### THE EXERCISE
Skip the pictures and quote all of the lines exactly.

### DATA TO USE
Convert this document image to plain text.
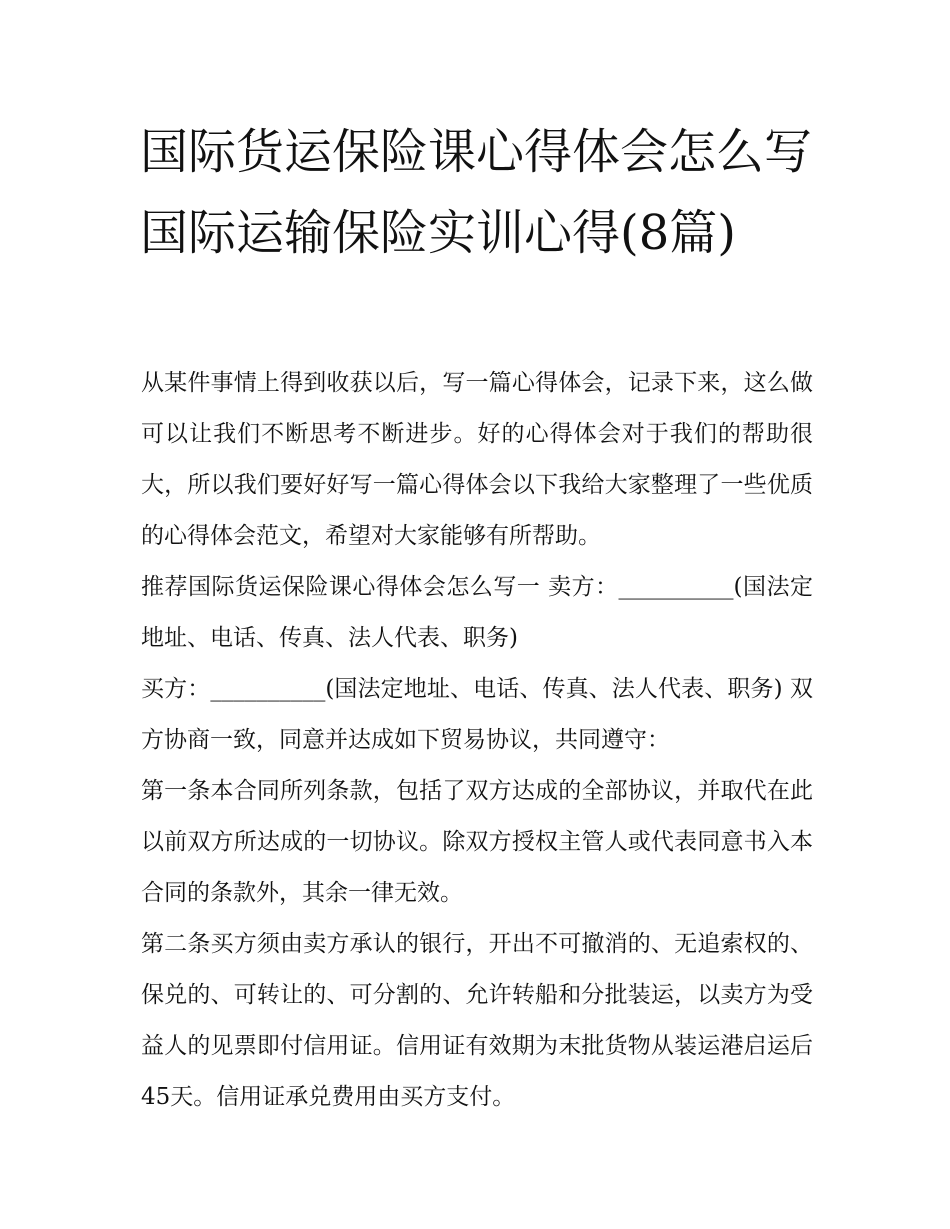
国际货运保险课心得体会怎么写 国际运输保险实训心得(8篇)

从某件事情上得到收获以后，写一篇心得体会，记录下来，这么做可以让我们不断思考不断进步。好的心得体会对于我们的帮助很大，所以我们要好好写一篇心得体会以下我给大家整理了一些优质的心得体会范文，希望对大家能够有所帮助。

推荐国际货运保险课心得体会怎么写一 卖方：__________(国法定地址、电话、传真、法人代表、职务)

买方：__________(国法定地址、电话、传真、法人代表、职务) 双方协商一致，同意并达成如下贸易协议，共同遵守：

第一条本合同所列条款，包括了双方达成的全部协议，并取代在此以前双方所达成的一切协议。除双方授权主管人或代表同意书入本合同的条款外，其余一律无效。

第二条买方须由卖方承认的银行，开出不可撤消的、无追索权的、保兑的、可转让的、可分割的、允许转船和分批装运，以卖方为受益人的见票即付信用证。信用证有效期为末批货物从装运港启运后45天。信用证承兑费用由买方支付。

### COMPLETE ANSWER
Convert this document image to plain text.
国际货运保险课心得体会怎么写 国际运输保险实训心得(8篇)

从某件事情上得到收获以后，写一篇心得体会，记录下来，这么做可以让我们不断思考不断进步。好的心得体会对于我们的帮助很大，所以我们要好好写一篇心得体会以下我给大家整理了一些优质的心得体会范文，希望对大家能够有所帮助。

推荐国际货运保险课心得体会怎么写一 卖方：__________(国法定地址、电话、传真、法人代表、职务)

买方：__________(国法定地址、电话、传真、法人代表、职务) 双方协商一致，同意并达成如下贸易协议，共同遵守：

第一条本合同所列条款，包括了双方达成的全部协议，并取代在此以前双方所达成的一切协议。除双方授权主管人或代表同意书入本合同的条款外，其余一律无效。

第二条买方须由卖方承认的银行，开出不可撤消的、无追索权的、保兑的、可转让的、可分割的、允许转船和分批装运，以卖方为受益人的见票即付信用证。信用证有效期为末批货物从装运港启运后45天。信用证承兑费用由买方支付。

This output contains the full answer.